Given task 1: In the article on GTFS, which city was the first to be featured in Google's Transit Trip Planner?
Given task 2: Carry on the article on GTFS from its final sentence, keeping its style and tone.

Page:
:::

Filename extension | .zip |
---|---|
Developed by | |
Initial release | 27 September 2006 |
Type of format | Transit schedule format |
Extended from | CSV |
Standard | De facto standard |
Open format? | Yes, CC BY 3.0 |
Website | gtfs |
GTFS or the General Transit Feed Specification defines a common data format for public transportation schedules and associated geographic information. [1] GTFS contains only static or scheduled information about public transport services, and is sometimes known as GTFS Static or GTFS Schedule to distinguish it from the GTFS Realtime extension, which defines how information on the realtime status of services can be shared. [1] [2]
What was to become GTFS started out as a side project of Google employee Chris Harrelson in 2005, who "monkeyed around with ways to incorporate transit data into Google Maps when he heard from Tim and Bibiana McHugh, married IT managers at TriMet, the transit agency for Portland, Oregon". [3] McHugh is cited with being frustrated about finding transit directions in unfamiliar cities, while popular mapping services were already offering easy-to-use driving directions at the time. [4]
Bibiana and Tim McHugh eventually got into contact with Google and provided the company with CSV exports of TriMet's schedule data. In December 2005, Portland became the first city to be featured in the first version of Google's "Transit Trip Planner". [5] In September 2006, five more US cities were added to the Google Transit Trip Planner, and the data format released as the Google Transit Feed Specification. [6]
In the United States, there had not been any standard for public transit timetables prior to the advent of GTFS, not even a de facto standard. According to long-time BART website manager Timothy Moore, before the advent of GTFS, BART had to provide different data consumers with different formats, making a standardized transit format very desirable. [3] The publicly and freely available format specification, as well as the availability of GTFS schedules, quickly made developers base their transit-related software on the format. This resulted in "hundreds of useful and popular transit applications" [4] as well as catalogues listing available GTFS feeds. Due to the common data format those applications adhere to, solutions do not need to be custom-tailored to one transit operator, but can easily be extended to any region where a GTFS feed is available.

:::

Information provided:
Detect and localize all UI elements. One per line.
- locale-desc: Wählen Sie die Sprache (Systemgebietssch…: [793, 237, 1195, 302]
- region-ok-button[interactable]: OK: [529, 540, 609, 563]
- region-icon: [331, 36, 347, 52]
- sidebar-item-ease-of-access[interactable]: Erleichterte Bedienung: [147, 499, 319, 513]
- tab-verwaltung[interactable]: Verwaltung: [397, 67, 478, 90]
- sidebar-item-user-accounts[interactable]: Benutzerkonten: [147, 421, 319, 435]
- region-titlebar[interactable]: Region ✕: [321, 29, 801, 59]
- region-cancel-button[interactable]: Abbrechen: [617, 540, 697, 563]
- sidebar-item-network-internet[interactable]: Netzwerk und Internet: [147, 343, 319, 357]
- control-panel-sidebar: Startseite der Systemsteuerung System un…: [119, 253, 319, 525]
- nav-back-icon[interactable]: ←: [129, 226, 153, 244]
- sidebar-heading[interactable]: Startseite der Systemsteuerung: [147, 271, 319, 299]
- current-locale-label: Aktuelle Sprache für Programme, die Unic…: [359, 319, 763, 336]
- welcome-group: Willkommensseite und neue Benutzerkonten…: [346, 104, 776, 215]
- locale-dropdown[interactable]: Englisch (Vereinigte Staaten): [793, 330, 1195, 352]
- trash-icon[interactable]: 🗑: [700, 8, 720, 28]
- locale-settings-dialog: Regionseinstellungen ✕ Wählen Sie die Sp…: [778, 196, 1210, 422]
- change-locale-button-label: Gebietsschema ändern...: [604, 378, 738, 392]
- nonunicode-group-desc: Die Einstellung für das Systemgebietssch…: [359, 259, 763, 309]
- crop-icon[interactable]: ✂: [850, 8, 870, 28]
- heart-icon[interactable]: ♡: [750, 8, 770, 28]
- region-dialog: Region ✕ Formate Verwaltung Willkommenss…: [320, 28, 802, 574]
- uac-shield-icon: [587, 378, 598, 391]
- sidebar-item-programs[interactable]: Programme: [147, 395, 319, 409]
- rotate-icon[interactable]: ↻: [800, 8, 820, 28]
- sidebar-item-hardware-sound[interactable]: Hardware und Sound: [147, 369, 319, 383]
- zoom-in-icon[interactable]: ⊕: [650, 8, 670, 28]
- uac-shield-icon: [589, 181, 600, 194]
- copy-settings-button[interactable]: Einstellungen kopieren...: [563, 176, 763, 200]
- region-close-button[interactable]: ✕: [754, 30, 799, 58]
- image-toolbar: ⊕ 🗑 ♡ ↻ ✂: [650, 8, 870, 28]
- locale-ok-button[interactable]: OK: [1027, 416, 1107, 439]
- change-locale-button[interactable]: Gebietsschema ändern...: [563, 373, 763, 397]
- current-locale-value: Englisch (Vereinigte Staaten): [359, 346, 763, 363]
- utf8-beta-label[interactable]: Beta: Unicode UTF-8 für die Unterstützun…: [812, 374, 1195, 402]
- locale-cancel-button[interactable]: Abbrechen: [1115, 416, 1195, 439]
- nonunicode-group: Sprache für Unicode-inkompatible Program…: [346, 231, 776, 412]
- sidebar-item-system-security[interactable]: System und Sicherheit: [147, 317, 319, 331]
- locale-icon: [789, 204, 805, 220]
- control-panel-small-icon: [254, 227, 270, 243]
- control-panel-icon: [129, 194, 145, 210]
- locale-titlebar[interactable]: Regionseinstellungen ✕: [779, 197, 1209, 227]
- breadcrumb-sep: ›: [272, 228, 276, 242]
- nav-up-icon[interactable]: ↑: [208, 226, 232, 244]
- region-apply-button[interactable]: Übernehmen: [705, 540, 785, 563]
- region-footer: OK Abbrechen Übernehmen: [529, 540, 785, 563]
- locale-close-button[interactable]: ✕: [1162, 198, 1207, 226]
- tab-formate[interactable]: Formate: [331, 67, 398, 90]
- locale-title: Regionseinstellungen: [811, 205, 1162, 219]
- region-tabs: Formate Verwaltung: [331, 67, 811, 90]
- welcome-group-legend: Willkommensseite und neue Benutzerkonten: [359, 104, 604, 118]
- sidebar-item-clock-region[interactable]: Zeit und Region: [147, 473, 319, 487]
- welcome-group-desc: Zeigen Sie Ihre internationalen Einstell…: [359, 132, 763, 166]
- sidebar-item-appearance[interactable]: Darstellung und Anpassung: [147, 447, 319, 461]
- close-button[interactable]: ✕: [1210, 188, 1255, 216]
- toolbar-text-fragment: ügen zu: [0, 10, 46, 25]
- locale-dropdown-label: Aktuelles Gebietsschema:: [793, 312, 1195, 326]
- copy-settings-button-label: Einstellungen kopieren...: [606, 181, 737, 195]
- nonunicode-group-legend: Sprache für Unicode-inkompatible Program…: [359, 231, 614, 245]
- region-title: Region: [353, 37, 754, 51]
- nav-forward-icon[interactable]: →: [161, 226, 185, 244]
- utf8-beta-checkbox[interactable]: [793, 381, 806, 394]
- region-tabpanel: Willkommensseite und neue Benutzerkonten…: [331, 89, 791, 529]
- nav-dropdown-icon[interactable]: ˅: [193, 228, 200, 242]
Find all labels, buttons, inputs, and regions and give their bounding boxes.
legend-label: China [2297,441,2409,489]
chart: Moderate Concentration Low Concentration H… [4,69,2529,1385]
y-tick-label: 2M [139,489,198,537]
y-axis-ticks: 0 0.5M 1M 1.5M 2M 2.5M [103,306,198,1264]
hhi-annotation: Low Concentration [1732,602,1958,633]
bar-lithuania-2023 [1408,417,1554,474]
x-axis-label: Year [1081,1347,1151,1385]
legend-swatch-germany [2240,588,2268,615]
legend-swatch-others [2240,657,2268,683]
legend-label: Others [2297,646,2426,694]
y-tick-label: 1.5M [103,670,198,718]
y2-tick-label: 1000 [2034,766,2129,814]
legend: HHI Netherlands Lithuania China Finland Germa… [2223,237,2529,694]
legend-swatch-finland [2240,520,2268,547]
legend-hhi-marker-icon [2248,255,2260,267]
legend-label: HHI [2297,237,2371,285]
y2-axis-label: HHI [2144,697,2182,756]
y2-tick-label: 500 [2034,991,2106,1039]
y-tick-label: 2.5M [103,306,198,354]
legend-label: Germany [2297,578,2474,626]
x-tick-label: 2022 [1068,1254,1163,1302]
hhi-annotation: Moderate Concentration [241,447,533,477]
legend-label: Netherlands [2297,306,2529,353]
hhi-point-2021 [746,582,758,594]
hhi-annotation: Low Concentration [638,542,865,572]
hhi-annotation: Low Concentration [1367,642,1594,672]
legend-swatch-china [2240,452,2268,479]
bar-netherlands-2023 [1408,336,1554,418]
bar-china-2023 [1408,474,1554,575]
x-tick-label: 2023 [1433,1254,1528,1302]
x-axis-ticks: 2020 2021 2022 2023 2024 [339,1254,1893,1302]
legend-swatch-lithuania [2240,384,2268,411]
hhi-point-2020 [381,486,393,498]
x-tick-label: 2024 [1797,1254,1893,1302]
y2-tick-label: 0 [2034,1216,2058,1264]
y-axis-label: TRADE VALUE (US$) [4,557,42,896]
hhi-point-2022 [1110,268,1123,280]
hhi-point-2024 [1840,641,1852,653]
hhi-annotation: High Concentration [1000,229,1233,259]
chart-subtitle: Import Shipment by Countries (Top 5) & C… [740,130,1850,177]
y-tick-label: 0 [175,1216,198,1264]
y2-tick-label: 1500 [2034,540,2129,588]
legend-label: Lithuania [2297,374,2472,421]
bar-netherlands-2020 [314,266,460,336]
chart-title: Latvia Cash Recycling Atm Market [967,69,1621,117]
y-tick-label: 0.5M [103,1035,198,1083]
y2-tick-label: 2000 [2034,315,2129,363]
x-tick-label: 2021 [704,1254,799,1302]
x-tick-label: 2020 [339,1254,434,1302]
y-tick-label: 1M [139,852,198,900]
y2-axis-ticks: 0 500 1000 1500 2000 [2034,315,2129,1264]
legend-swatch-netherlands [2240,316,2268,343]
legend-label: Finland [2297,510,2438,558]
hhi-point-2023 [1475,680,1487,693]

:::

Written response 1: Portland was the first city featured, in December 2005.

Written response 2:
Due to the wide use of the format, the "Google" part of the original name was seen as a misnomer "that makes some potential users shy away from adopting GTFS". As a consequence, it was proposed to change the name of the specification to General Transit Feed Specification in 2009. [7]
GTFS is typically used to supply data on public transit for use in multi-modal journey planner applications. In most cases, GTFS is combined with a detailed representation of the street/pedestrian network to allow routing to take place from point to point rather than just between stops. This data is often extended using GTFS-Realtime to factor delays, cancellations, and modified trips into realtime journey planning queries. OpenTripPlanner is open-source software that can do journey planning with a combination of GTFS and OpenStreetMap data. [8] Other general purpose applications exist such as the ArcMap Network Analyst extension which can incorporate GTFS for transit routing. [9]
GTFS was originally designed for use in Google Transit, an online multi-modal journey planning application.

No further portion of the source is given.